_TO BE DONE_.
Reproduce the entries in full, with no changes.
○ ○ ○
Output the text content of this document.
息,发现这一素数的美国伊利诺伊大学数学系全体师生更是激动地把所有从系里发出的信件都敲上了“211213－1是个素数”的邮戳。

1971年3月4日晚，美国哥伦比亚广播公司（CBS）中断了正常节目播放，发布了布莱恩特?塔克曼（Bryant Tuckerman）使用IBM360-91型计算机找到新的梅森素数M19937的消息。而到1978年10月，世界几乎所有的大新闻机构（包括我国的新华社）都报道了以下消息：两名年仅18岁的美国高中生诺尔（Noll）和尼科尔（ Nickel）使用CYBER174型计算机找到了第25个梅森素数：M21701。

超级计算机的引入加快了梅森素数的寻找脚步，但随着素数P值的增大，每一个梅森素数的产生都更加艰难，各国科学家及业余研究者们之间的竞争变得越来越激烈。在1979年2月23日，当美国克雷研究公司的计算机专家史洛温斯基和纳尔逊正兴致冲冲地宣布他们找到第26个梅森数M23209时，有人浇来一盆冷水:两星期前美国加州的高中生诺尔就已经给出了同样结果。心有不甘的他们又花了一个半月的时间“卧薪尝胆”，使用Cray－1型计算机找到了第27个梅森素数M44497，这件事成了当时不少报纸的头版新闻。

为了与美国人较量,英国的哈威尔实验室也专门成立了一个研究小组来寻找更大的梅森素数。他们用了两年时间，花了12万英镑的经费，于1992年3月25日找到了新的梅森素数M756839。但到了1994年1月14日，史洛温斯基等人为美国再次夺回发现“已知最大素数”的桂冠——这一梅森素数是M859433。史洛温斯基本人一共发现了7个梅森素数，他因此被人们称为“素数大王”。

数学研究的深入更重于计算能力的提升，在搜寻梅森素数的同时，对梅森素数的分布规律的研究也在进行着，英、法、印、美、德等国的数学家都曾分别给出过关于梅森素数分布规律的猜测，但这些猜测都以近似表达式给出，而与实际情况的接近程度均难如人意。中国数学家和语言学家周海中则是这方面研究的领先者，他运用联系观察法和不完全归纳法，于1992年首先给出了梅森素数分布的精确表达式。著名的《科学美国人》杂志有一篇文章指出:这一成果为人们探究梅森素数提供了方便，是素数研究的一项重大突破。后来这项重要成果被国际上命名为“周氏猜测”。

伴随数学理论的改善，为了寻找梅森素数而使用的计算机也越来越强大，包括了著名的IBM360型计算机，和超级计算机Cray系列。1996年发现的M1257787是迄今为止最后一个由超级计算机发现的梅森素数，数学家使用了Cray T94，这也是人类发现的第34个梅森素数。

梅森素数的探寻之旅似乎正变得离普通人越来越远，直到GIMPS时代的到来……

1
○ ○ ○
_CORRECT ANSWER_.
Output the text content of this document.
息,发现这一素数的美国伊利诺伊大学数学系全体师生更是激动地把所有从系里发出的信件都敲上了“211213－1是个素数”的邮戳。

1971年3月4日晚，美国哥伦比亚广播公司（CBS）中断了正常节目播放，发布了布莱恩特?塔克曼（Bryant Tuckerman）使用IBM360-91型计算机找到新的梅森素数M19937的消息。而到1978年10月，世界几乎所有的大新闻机构（包括我国的新华社）都报道了以下消息：两名年仅18岁的美国高中生诺尔（Noll）和尼科尔（ Nickel）使用CYBER174型计算机找到了第25个梅森素数：M21701。

超级计算机的引入加快了梅森素数的寻找脚步，但随着素数P值的增大，每一个梅森素数的产生都更加艰难，各国科学家及业余研究者们之间的竞争变得越来越激烈。在1979年2月23日，当美国克雷研究公司的计算机专家史洛温斯基和纳尔逊正兴致冲冲地宣布他们找到第26个梅森数M23209时，有人浇来一盆冷水:两星期前美国加州的高中生诺尔就已经给出了同样结果。心有不甘的他们又花了一个半月的时间“卧薪尝胆”，使用Cray－1型计算机找到了第27个梅森素数M44497，这件事成了当时不少报纸的头版新闻。

为了与美国人较量,英国的哈威尔实验室也专门成立了一个研究小组来寻找更大的梅森素数。他们用了两年时间，花了12万英镑的经费，于1992年3月25日找到了新的梅森素数M756839。但到了1994年1月14日，史洛温斯基等人为美国再次夺回发现“已知最大素数”的桂冠——这一梅森素数是M859433。史洛温斯基本人一共发现了7个梅森素数，他因此被人们称为“素数大王”。

数学研究的深入更重于计算能力的提升，在搜寻梅森素数的同时，对梅森素数的分布规律的研究也在进行着，英、法、印、美、德等国的数学家都曾分别给出过关于梅森素数分布规律的猜测，但这些猜测都以近似表达式给出，而与实际情况的接近程度均难如人意。中国数学家和语言学家周海中则是这方面研究的领先者，他运用联系观察法和不完全归纳法，于1992年首先给出了梅森素数分布的精确表达式。著名的《科学美国人》杂志有一篇文章指出:这一成果为人们探究梅森素数提供了方便，是素数研究的一项重大突破。后来这项重要成果被国际上命名为“周氏猜测”。

伴随数学理论的改善，为了寻找梅森素数而使用的计算机也越来越强大，包括了著名的IBM360型计算机，和超级计算机Cray系列。1996年发现的M1257787是迄今为止最后一个由超级计算机发现的梅森素数，数学家使用了Cray T94，这也是人类发现的第34个梅森素数。

梅森素数的探寻之旅似乎正变得离普通人越来越远，直到GIMPS时代的到来……

1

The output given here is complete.